Aim: Copy all of the entries below verbatim, line for line, and leave the picture markers out of your copy.

Given data:
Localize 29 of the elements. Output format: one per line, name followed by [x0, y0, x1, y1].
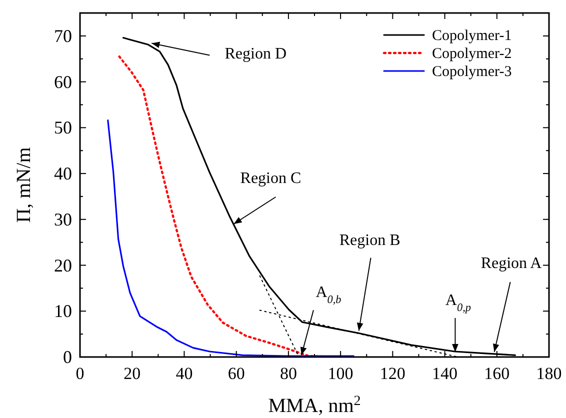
y-tick-label: 60 [54, 72, 72, 92]
annotation: Region A [480, 254, 542, 272]
x-axis-title: MMA, nm$^{2}$ [268, 394, 361, 417]
y-tick-label: 20 [54, 255, 72, 276]
legend-label: Copolymer-2 [432, 46, 512, 62]
legend-label: Copolymer-3 [432, 64, 512, 80]
y-tick-label: 50 [54, 118, 72, 138]
y-tick-label: 30 [54, 209, 72, 230]
x-tick-label: 180 [536, 364, 562, 383]
x-tick-label: 60 [228, 364, 245, 383]
x-tick-label: 160 [484, 364, 510, 383]
y-tick-label: 40 [54, 164, 72, 184]
annotation: Region D [224, 45, 287, 62]
annotation: Region C [240, 170, 302, 187]
y-tick-label: 70 [54, 26, 72, 46]
y-tick-label: 0 [63, 347, 72, 367]
x-tick-label: 140 [432, 364, 458, 383]
x-tick-label: 0 [76, 364, 84, 383]
x-tick-label: 20 [124, 364, 141, 383]
y-axis-title: Π, mN/m [13, 146, 35, 223]
x-tick-label: 100 [328, 364, 354, 383]
annotation: A$_{0,b}$ [316, 284, 342, 306]
y-tick-label: 10 [54, 301, 72, 322]
legend-label: Copolymer-1 [432, 28, 512, 44]
x-tick-label: 120 [380, 364, 406, 383]
annotation: A$_{0,p}$ [445, 292, 472, 314]
x-tick-label: 80 [280, 364, 297, 383]
annotation: Region B [339, 232, 400, 249]
x-tick-label: 40 [176, 364, 193, 383]
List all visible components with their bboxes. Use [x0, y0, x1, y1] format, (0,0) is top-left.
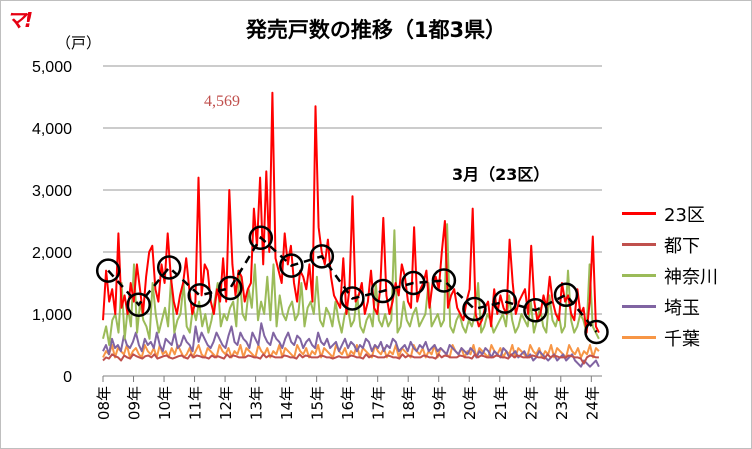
x-tick-label: 20年 — [461, 386, 479, 420]
x-tick-label: 14年 — [278, 386, 296, 420]
series-point — [95, 258, 121, 283]
y-tick-label: 0 — [63, 369, 72, 386]
series-point — [279, 253, 304, 278]
y-tick-label: 4,000 — [32, 121, 72, 138]
series-line — [107, 235, 598, 333]
x-tick-label: 11年 — [187, 386, 205, 420]
series-1 — [102, 353, 599, 365]
y-axis-ticks: 0 1,000 2,000 3,000 4,000 5,000 — [32, 59, 72, 386]
gridlines — [103, 65, 602, 315]
legend-item: 神奈川 — [622, 260, 718, 291]
legend-label: 埼玉 — [664, 297, 700, 319]
series-point — [370, 278, 396, 304]
x-tick-label: 12年 — [217, 386, 235, 420]
x-tick-label: 17年 — [370, 386, 388, 420]
legend-label: 23区 — [664, 204, 705, 226]
series-point — [462, 296, 487, 322]
series-point — [401, 270, 426, 296]
series-point — [218, 275, 243, 301]
legend-swatch — [622, 274, 656, 277]
series-point — [248, 225, 274, 250]
series-3 — [102, 322, 600, 368]
legend-label: 神奈川 — [664, 266, 718, 288]
y-tick-label: 5,000 — [32, 59, 72, 76]
series-point — [309, 244, 335, 269]
series-point — [126, 292, 151, 317]
x-tick-label: 19年 — [431, 386, 449, 420]
series-line — [102, 353, 599, 365]
legend-swatch — [622, 243, 656, 246]
x-axis-ticks: 08年 09年 10年 11年 12年 13年 14年 15年 16年 17年 18年 19年 20年 2… — [95, 376, 601, 420]
y-tick-label: 2,000 — [32, 245, 72, 262]
series-5 — [95, 225, 609, 345]
series-point — [187, 283, 212, 308]
legend: 23区都下神奈川埼玉千葉 — [622, 198, 718, 353]
x-tick-label: 24年 — [583, 386, 601, 420]
x-tick-label: 09年 — [126, 386, 144, 420]
series-lines — [95, 91, 609, 368]
series-line — [102, 91, 600, 334]
x-tick-label: 21年 — [492, 386, 510, 420]
legend-item: 23区 — [622, 198, 718, 229]
series-point — [523, 298, 548, 323]
y-tick-label: 1,000 — [32, 307, 72, 324]
x-tick-label: 13年 — [248, 386, 266, 420]
legend-item: 都下 — [622, 229, 718, 260]
series-2 — [102, 223, 600, 346]
x-tick-label: 16年 — [339, 386, 357, 420]
legend-label: 千葉 — [664, 328, 700, 350]
legend-label: 都下 — [664, 235, 700, 257]
x-tick-label: 22年 — [522, 386, 540, 420]
legend-item: 埼玉 — [622, 291, 718, 322]
series-point — [156, 255, 182, 280]
x-tick-label: 18年 — [400, 386, 418, 420]
series-point — [553, 282, 579, 308]
march-23ku-annotation: 3月（23区） — [452, 165, 549, 184]
chart-title: 発売戸数の推移（1都3県） — [245, 18, 507, 42]
series-point — [431, 268, 457, 293]
series-point — [492, 289, 518, 314]
x-tick-label: 08年 — [95, 386, 113, 420]
legend-item: 千葉 — [622, 322, 718, 353]
legend-swatch — [622, 212, 656, 215]
logo-mark: マ! — [6, 8, 33, 32]
series-point — [584, 319, 609, 345]
legend-swatch — [622, 336, 656, 339]
peak-annotation: 4,569 — [204, 93, 240, 110]
series-point — [340, 286, 365, 311]
y-tick-label: 3,000 — [32, 183, 72, 200]
series-line — [102, 223, 600, 346]
y-axis-unit-label: （戸） — [56, 34, 102, 52]
series-line — [102, 322, 600, 368]
x-tick-label: 23年 — [553, 386, 571, 420]
x-tick-label: 15年 — [309, 386, 327, 420]
x-tick-label: 10年 — [156, 386, 174, 420]
legend-swatch — [622, 305, 656, 308]
series-0 — [102, 91, 600, 334]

Full solution:
Localize 29 of the elements. Output format: one per line, name followed by [x0, y0, x1, y1].
y-tick-label: 60 [54, 72, 72, 92]
annotation: Region A [480, 254, 542, 272]
x-axis-title: MMA, nm$^{2}$ [268, 394, 361, 417]
y-tick-label: 20 [54, 255, 72, 276]
legend-label: Copolymer-2 [432, 46, 512, 62]
legend-label: Copolymer-3 [432, 64, 512, 80]
y-tick-label: 50 [54, 118, 72, 138]
y-tick-label: 30 [54, 209, 72, 230]
x-tick-label: 180 [536, 364, 562, 383]
x-tick-label: 60 [228, 364, 245, 383]
x-tick-label: 160 [484, 364, 510, 383]
y-tick-label: 40 [54, 164, 72, 184]
annotation: Region D [224, 45, 287, 62]
annotation: Region C [240, 170, 302, 187]
y-tick-label: 70 [54, 26, 72, 46]
y-tick-label: 0 [63, 347, 72, 367]
x-tick-label: 140 [432, 364, 458, 383]
x-tick-label: 0 [76, 364, 84, 383]
x-tick-label: 20 [124, 364, 141, 383]
y-axis-title: Π, mN/m [13, 146, 35, 223]
x-tick-label: 100 [328, 364, 354, 383]
annotation: A$_{0,b}$ [316, 284, 342, 306]
y-tick-label: 10 [54, 301, 72, 322]
legend-label: Copolymer-1 [432, 28, 512, 44]
x-tick-label: 120 [380, 364, 406, 383]
annotation: A$_{0,p}$ [445, 292, 472, 314]
x-tick-label: 80 [280, 364, 297, 383]
annotation: Region B [339, 232, 400, 249]
x-tick-label: 40 [176, 364, 193, 383]
List all visible components with their bboxes. Use [x0, y0, x1, y1] format, (0,0) is top-left.
x-tick-label: 20年 — [461, 386, 479, 420]
x-tick-label: 14年 — [278, 386, 296, 420]
series-point — [95, 258, 121, 283]
y-tick-label: 0 — [63, 369, 72, 386]
series-point — [279, 253, 304, 278]
y-tick-label: 4,000 — [32, 121, 72, 138]
series-line — [107, 235, 598, 333]
x-tick-label: 11年 — [187, 386, 205, 420]
series-1 — [102, 353, 599, 365]
y-axis-ticks: 0 1,000 2,000 3,000 4,000 5,000 — [32, 59, 72, 386]
gridlines — [103, 65, 602, 315]
legend-item: 神奈川 — [622, 260, 718, 291]
legend-label: 埼玉 — [664, 297, 700, 319]
series-point — [370, 278, 396, 304]
x-tick-label: 12年 — [217, 386, 235, 420]
x-tick-label: 17年 — [370, 386, 388, 420]
legend-label: 23区 — [664, 204, 705, 226]
series-point — [462, 296, 487, 322]
series-point — [401, 270, 426, 296]
series-point — [218, 275, 243, 301]
legend-swatch — [622, 274, 656, 277]
series-point — [248, 225, 274, 250]
series-3 — [102, 322, 600, 368]
legend-label: 神奈川 — [664, 266, 718, 288]
y-tick-label: 5,000 — [32, 59, 72, 76]
series-point — [309, 244, 335, 269]
series-point — [126, 292, 151, 317]
x-tick-label: 19年 — [431, 386, 449, 420]
series-line — [102, 353, 599, 365]
legend-swatch — [622, 243, 656, 246]
x-axis-ticks: 08年 09年 10年 11年 12年 13年 14年 15年 16年 17年 18年 19年 20年 2… — [95, 376, 601, 420]
y-tick-label: 2,000 — [32, 245, 72, 262]
series-5 — [95, 225, 609, 345]
series-point — [187, 283, 212, 308]
legend: 23区都下神奈川埼玉千葉 — [622, 198, 718, 353]
x-tick-label: 24年 — [583, 386, 601, 420]
x-tick-label: 09年 — [126, 386, 144, 420]
series-lines — [95, 91, 609, 368]
series-line — [102, 91, 600, 334]
x-tick-label: 21年 — [492, 386, 510, 420]
legend-item: 23区 — [622, 198, 718, 229]
series-point — [523, 298, 548, 323]
y-tick-label: 1,000 — [32, 307, 72, 324]
x-tick-label: 13年 — [248, 386, 266, 420]
legend-item: 都下 — [622, 229, 718, 260]
series-2 — [102, 223, 600, 346]
x-tick-label: 16年 — [339, 386, 357, 420]
legend-label: 千葉 — [664, 328, 700, 350]
legend-label: 都下 — [664, 235, 700, 257]
x-tick-label: 22年 — [522, 386, 540, 420]
legend-item: 埼玉 — [622, 291, 718, 322]
series-point — [156, 255, 182, 280]
x-tick-label: 18年 — [400, 386, 418, 420]
series-point — [553, 282, 579, 308]
march-23ku-annotation: 3月（23区） — [452, 165, 549, 184]
chart-title: 発売戸数の推移（1都3県） — [245, 18, 507, 42]
series-point — [431, 268, 457, 293]
series-point — [492, 289, 518, 314]
x-tick-label: 08年 — [95, 386, 113, 420]
legend-item: 千葉 — [622, 322, 718, 353]
legend-swatch — [622, 212, 656, 215]
logo-mark: マ! — [6, 8, 33, 32]
series-point — [584, 319, 609, 345]
legend-swatch — [622, 336, 656, 339]
peak-annotation: 4,569 — [204, 93, 240, 110]
series-point — [340, 286, 365, 311]
y-tick-label: 3,000 — [32, 183, 72, 200]
series-line — [102, 223, 600, 346]
y-axis-unit-label: （戸） — [56, 34, 102, 52]
series-line — [102, 322, 600, 368]
x-tick-label: 23年 — [553, 386, 571, 420]
x-tick-label: 15年 — [309, 386, 327, 420]
x-tick-label: 10年 — [156, 386, 174, 420]
legend-swatch — [622, 305, 656, 308]
series-0 — [102, 91, 600, 334]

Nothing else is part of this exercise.